- _What is required_
Restate the data below word for word. Skip any images it contains.

- _Dataset entries_
■ ■ ■ ■
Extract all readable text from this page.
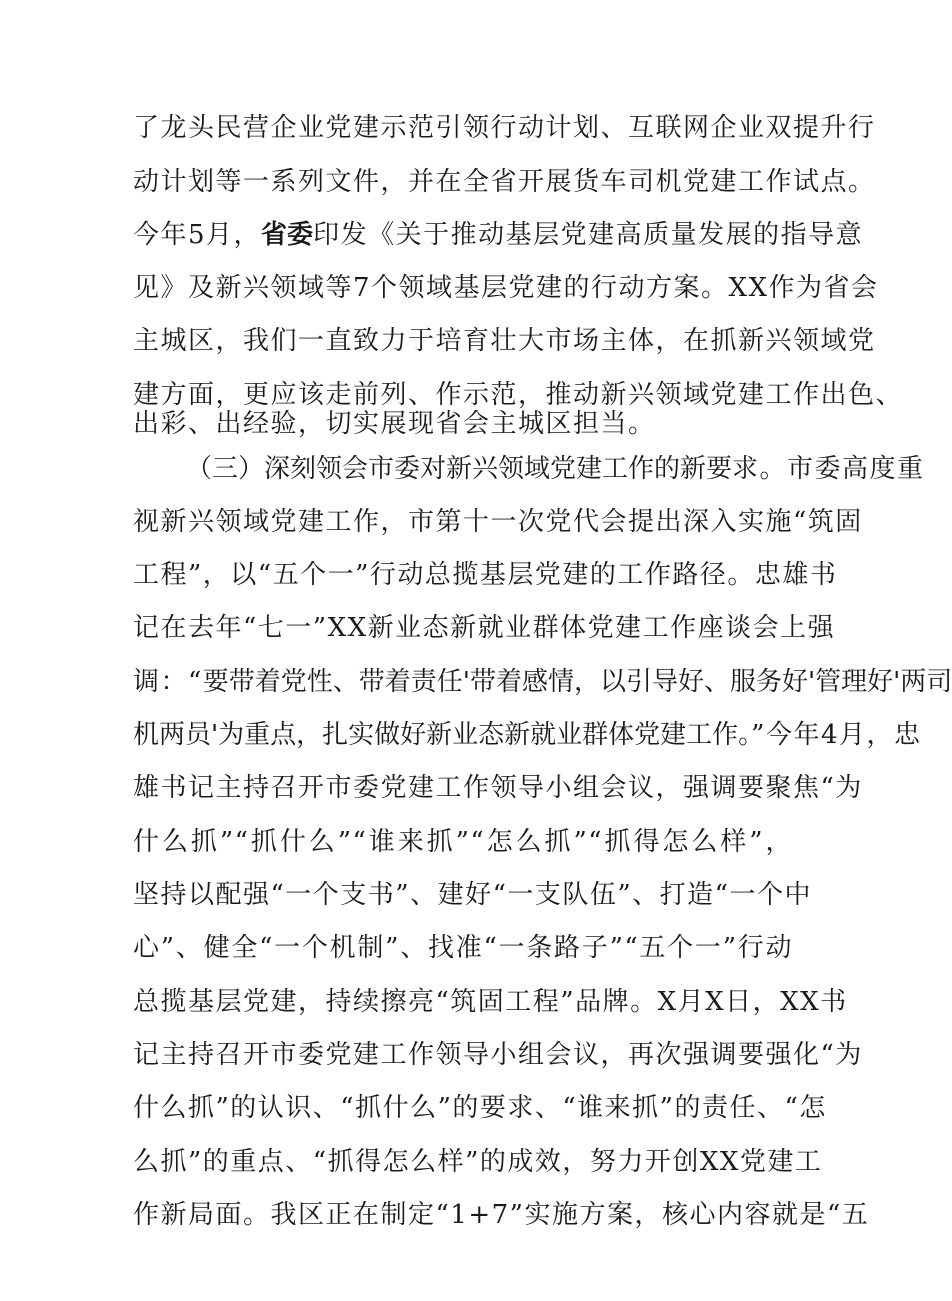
了龙头民营企业党建示范引领行动计划、互联网企业双提升行
动计划等一系列文件，并在全省开展货车司机党建工作试点。
今年5月，省委印发《关于推动基层党建高质量发展的指导意
见》及新兴领域等7个领域基层党建的行动方案。XX作为省会
主城区，我们一直致力于培育壮大市场主体，在抓新兴领域党
建方面，更应该走前列、作示范，推动新兴领域党建工作出色、
出彩、出经验，切实展现省会主城区担当。
（三）深刻领会市委对新兴领域党建工作的新要求。市委高度重
视新兴领域党建工作，市第十一次党代会提出深入实施“筑固
工程”，以“五个一”行动总揽基层党建的工作路径。忠雄书
记在去年“七一”XX新业态新就业群体党建工作座谈会上强
调：“要带着党性、带着责任'带着感情，以引导好、服务好'管理好'两司
机两员'为重点，扎实做好新业态新就业群体党建工作。”今年4月，忠
雄书记主持召开市委党建工作领导小组会议，强调要聚焦“为
什么抓”“抓什么”“谁来抓”“怎么抓”“抓得怎么样”，
坚持以配强“一个支书”、建好“一支队伍”、打造“一个中
心”、健全“一个机制”、找准“一条路子”“五个一”行动
总揽基层党建，持续擦亮“筑固工程”品牌。X月X日，XX书
记主持召开市委党建工作领导小组会议，再次强调要强化“为
什么抓”的认识、“抓什么”的要求、“谁来抓”的责任、“怎
么抓”的重点、“抓得怎么样”的成效，努力开创XX党建工
作新局面。我区正在制定“1+7”实施方案，核心内容就是“五
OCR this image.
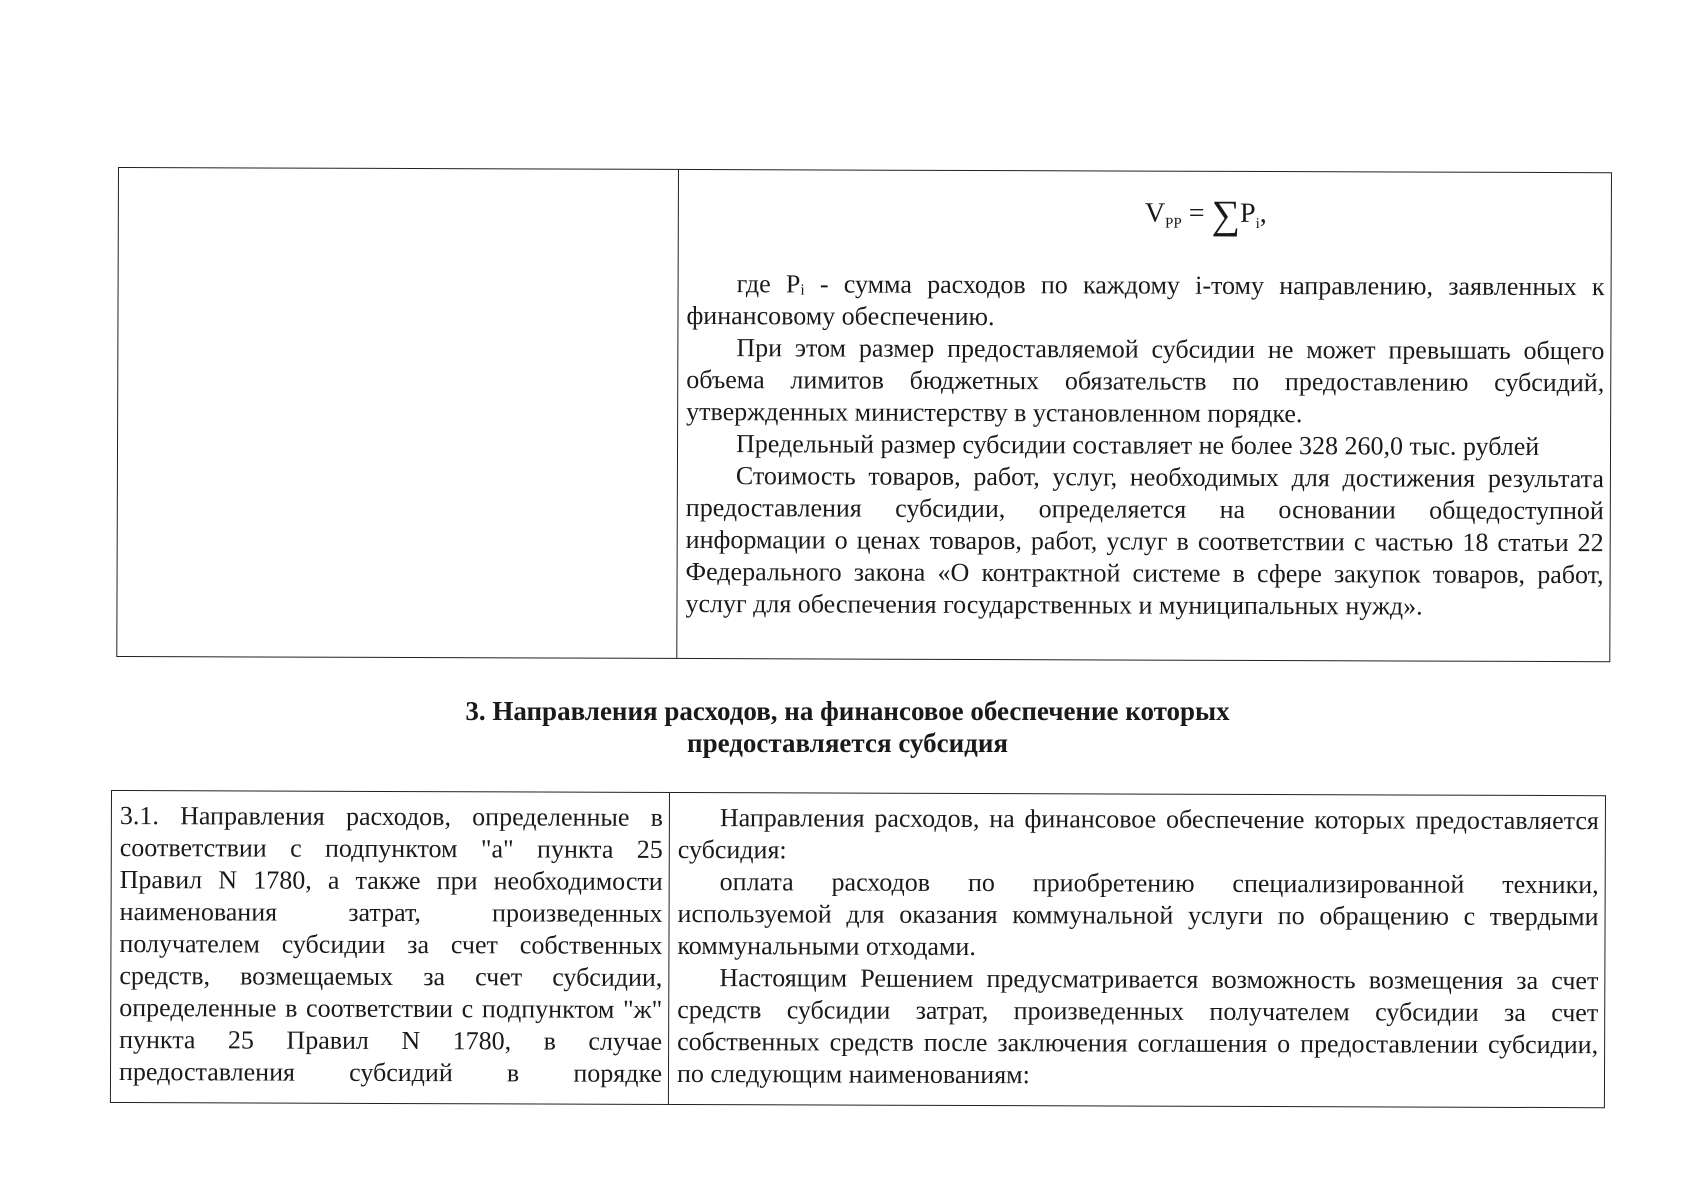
$V_{PP} = \sum P_i$,

где Pᵢ - сумма расходов по каждому i-тому направлению, заявленных к финансовому обеспечению.

При этом размер предоставляемой субсидии не может превышать общего объема лимитов бюджетных обязательств по предоставлению субсидий, утвержденных министерству в установленном порядке.

Предельный размер субсидии составляет не более 328 260,0 тыс. рублей

Стоимость товаров, работ, услуг, необходимых для достижения результата предоставления субсидии, определяется на основании общедоступной информации о ценах товаров, работ, услуг в соответствии с частью 18 статьи 22 Федерального закона «О контрактной системе в сфере закупок товаров, работ, услуг для обеспечения государственных и муниципальных нужд».

3. Направления расходов, на финансовое обеспечение которых
предоставляется субсидия

3.1. Направления расходов, определенные в соответствии с подпунктом "а" пункта 25 Правил N 1780, а также при необходимости наименования затрат, произведенных получателем субсидии за счет собственных средств, возмещаемых за счет субсидии, определенные в соответствии с подпунктом "ж" пункта 25 Правил N 1780, в случае предоставления субсидий в порядке

Направления расходов, на финансовое обеспечение которых предоставляется субсидия:

оплата расходов по приобретению специализированной техники, используемой для оказания коммунальной услуги по обращению с твердыми коммунальными отходами.

Настоящим Решением предусматривается возможность возмещения за счет средств субсидии затрат, произведенных получателем субсидии за счет собственных средств после заключения соглашения о предоставлении субсидии, по следующим наименованиям:
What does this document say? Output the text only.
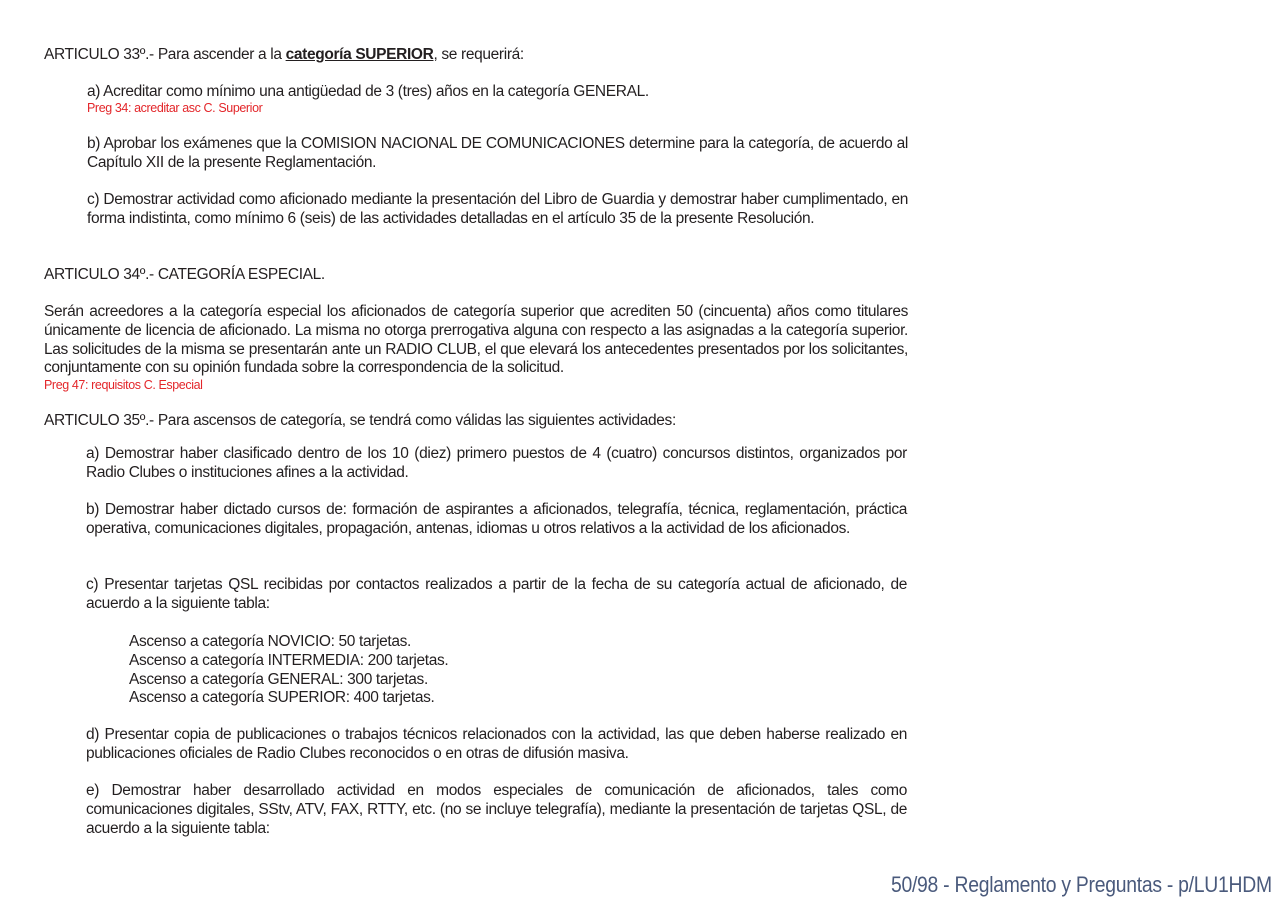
ARTICULO 33º.- Para ascender a la categoría SUPERIOR, se requerirá:
a) Acreditar como mínimo una antigüedad de 3 (tres) años en la categoría GENERAL.
Preg 34: acreditar asc C. Superior
b) Aprobar los exámenes que la COMISION NACIONAL DE COMUNICACIONES determine para la categoría, de acuerdo al Capítulo XII de la presente Reglamentación.
c) Demostrar actividad como aficionado mediante la presentación del Libro de Guardia y demostrar haber cumplimentado, en forma indistinta, como mínimo 6 (seis) de las actividades detalladas en el artículo 35 de la presente Resolución.
ARTICULO 34º.- CATEGORÍA ESPECIAL.
Serán acreedores a la categoría especial los aficionados de categoría superior que acrediten 50 (cincuenta) años como titulares únicamente de licencia de aficionado. La misma no otorga prerrogativa alguna con respecto a las asignadas a la categoría superior. Las solicitudes de la misma se presentarán ante un RADIO CLUB, el que elevará los antecedentes presentados por los solicitantes, conjuntamente con su opinión fundada sobre la correspondencia de la solicitud.
Preg 47: requisitos C. Especial
ARTICULO 35º.- Para ascensos de categoría, se tendrá como válidas las siguientes actividades:
a) Demostrar haber clasificado dentro de los 10 (diez) primero puestos de 4 (cuatro) concursos distintos, organizados por Radio Clubes o instituciones afines a la actividad.
b) Demostrar haber dictado cursos de: formación de aspirantes a aficionados, telegrafía, técnica, reglamentación, práctica operativa, comunicaciones digitales, propagación, antenas, idiomas u otros relativos a la actividad de los aficionados.
c) Presentar tarjetas QSL recibidas por contactos realizados a partir de la fecha de su categoría actual de aficionado, de acuerdo a la siguiente tabla:
Ascenso a categoría NOVICIO: 50 tarjetas.
Ascenso a categoría INTERMEDIA: 200 tarjetas.
Ascenso a categoría GENERAL: 300 tarjetas.
Ascenso a categoría SUPERIOR: 400 tarjetas.
d) Presentar copia de publicaciones o trabajos técnicos relacionados con la actividad, las que deben haberse realizado en publicaciones oficiales de Radio Clubes reconocidos o en otras de difusión masiva.
e) Demostrar haber desarrollado actividad en modos especiales de comunicación de aficionados, tales como comunicaciones digitales, SStv, ATV, FAX, RTTY, etc. (no se incluye telegrafía), mediante la presentación de tarjetas QSL, de acuerdo a la siguiente tabla:
50/98 - Reglamento y Preguntas - p/LU1HDM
■ ■ ■ ■
- _Right answer_
Extract all readable text from this page.
了龙头民营企业党建示范引领行动计划、互联网企业双提升行
动计划等一系列文件，并在全省开展货车司机党建工作试点。
今年5月，省委印发《关于推动基层党建高质量发展的指导意
见》及新兴领域等7个领域基层党建的行动方案。XX作为省会
主城区，我们一直致力于培育壮大市场主体，在抓新兴领域党
建方面，更应该走前列、作示范，推动新兴领域党建工作出色、
出彩、出经验，切实展现省会主城区担当。
（三）深刻领会市委对新兴领域党建工作的新要求。市委高度重
视新兴领域党建工作，市第十一次党代会提出深入实施“筑固
工程”，以“五个一”行动总揽基层党建的工作路径。忠雄书
记在去年“七一”XX新业态新就业群体党建工作座谈会上强
调：“要带着党性、带着责任'带着感情，以引导好、服务好'管理好'两司
机两员'为重点，扎实做好新业态新就业群体党建工作。”今年4月，忠
雄书记主持召开市委党建工作领导小组会议，强调要聚焦“为
什么抓”“抓什么”“谁来抓”“怎么抓”“抓得怎么样”，
坚持以配强“一个支书”、建好“一支队伍”、打造“一个中
心”、健全“一个机制”、找准“一条路子”“五个一”行动
总揽基层党建，持续擦亮“筑固工程”品牌。X月X日，XX书
记主持召开市委党建工作领导小组会议，再次强调要强化“为
什么抓”的认识、“抓什么”的要求、“谁来抓”的责任、“怎
么抓”的重点、“抓得怎么样”的成效，努力开创XX党建工
作新局面。我区正在制定“1+7”实施方案，核心内容就是“五
OCR this image.
$V_{PP} = \sum P_i$,

где Pᵢ - сумма расходов по каждому i-тому направлению, заявленных к финансовому обеспечению.

При этом размер предоставляемой субсидии не может превышать общего объема лимитов бюджетных обязательств по предоставлению субсидий, утвержденных министерству в установленном порядке.

Предельный размер субсидии составляет не более 328 260,0 тыс. рублей

Стоимость товаров, работ, услуг, необходимых для достижения результата предоставления субсидии, определяется на основании общедоступной информации о ценах товаров, работ, услуг в соответствии с частью 18 статьи 22 Федерального закона «О контрактной системе в сфере закупок товаров, работ, услуг для обеспечения государственных и муниципальных нужд».

3. Направления расходов, на финансовое обеспечение которых
предоставляется субсидия

3.1. Направления расходов, определенные в соответствии с подпунктом "а" пункта 25 Правил N 1780, а также при необходимости наименования затрат, произведенных получателем субсидии за счет собственных средств, возмещаемых за счет субсидии, определенные в соответствии с подпунктом "ж" пункта 25 Правил N 1780, в случае предоставления субсидий в порядке

Направления расходов, на финансовое обеспечение которых предоставляется субсидия:

оплата расходов по приобретению специализированной техники, используемой для оказания коммунальной услуги по обращению с твердыми коммунальными отходами.

Настоящим Решением предусматривается возможность возмещения за счет средств субсидии затрат, произведенных получателем субсидии за счет собственных средств после заключения соглашения о предоставлении субсидии, по следующим наименованиям:
What does this document say? Output the text only.
ARTICULO 33º.- Para ascender a la categoría SUPERIOR, se requerirá:
a) Acreditar como mínimo una antigüedad de 3 (tres) años en la categoría GENERAL.
Preg 34: acreditar asc C. Superior
b) Aprobar los exámenes que la COMISION NACIONAL DE COMUNICACIONES determine para la categoría, de acuerdo al Capítulo XII de la presente Reglamentación.
c) Demostrar actividad como aficionado mediante la presentación del Libro de Guardia y demostrar haber cumplimentado, en forma indistinta, como mínimo 6 (seis) de las actividades detalladas en el artículo 35 de la presente Resolución.
ARTICULO 34º.- CATEGORÍA ESPECIAL.
Serán acreedores a la categoría especial los aficionados de categoría superior que acrediten 50 (cincuenta) años como titulares únicamente de licencia de aficionado. La misma no otorga prerrogativa alguna con respecto a las asignadas a la categoría superior. Las solicitudes de la misma se presentarán ante un RADIO CLUB, el que elevará los antecedentes presentados por los solicitantes, conjuntamente con su opinión fundada sobre la correspondencia de la solicitud.
Preg 47: requisitos C. Especial
ARTICULO 35º.- Para ascensos de categoría, se tendrá como válidas las siguientes actividades:
a) Demostrar haber clasificado dentro de los 10 (diez) primero puestos de 4 (cuatro) concursos distintos, organizados por Radio Clubes o instituciones afines a la actividad.
b) Demostrar haber dictado cursos de: formación de aspirantes a aficionados, telegrafía, técnica, reglamentación, práctica operativa, comunicaciones digitales, propagación, antenas, idiomas u otros relativos a la actividad de los aficionados.
c) Presentar tarjetas QSL recibidas por contactos realizados a partir de la fecha de su categoría actual de aficionado, de acuerdo a la siguiente tabla:
Ascenso a categoría NOVICIO: 50 tarjetas.
Ascenso a categoría INTERMEDIA: 200 tarjetas.
Ascenso a categoría GENERAL: 300 tarjetas.
Ascenso a categoría SUPERIOR: 400 tarjetas.
d) Presentar copia de publicaciones o trabajos técnicos relacionados con la actividad, las que deben haberse realizado en publicaciones oficiales de Radio Clubes reconocidos o en otras de difusión masiva.
e) Demostrar haber desarrollado actividad en modos especiales de comunicación de aficionados, tales como comunicaciones digitales, SStv, ATV, FAX, RTTY, etc. (no se incluye telegrafía), mediante la presentación de tarjetas QSL, de acuerdo a la siguiente tabla:
50/98 - Reglamento y Preguntas - p/LU1HDM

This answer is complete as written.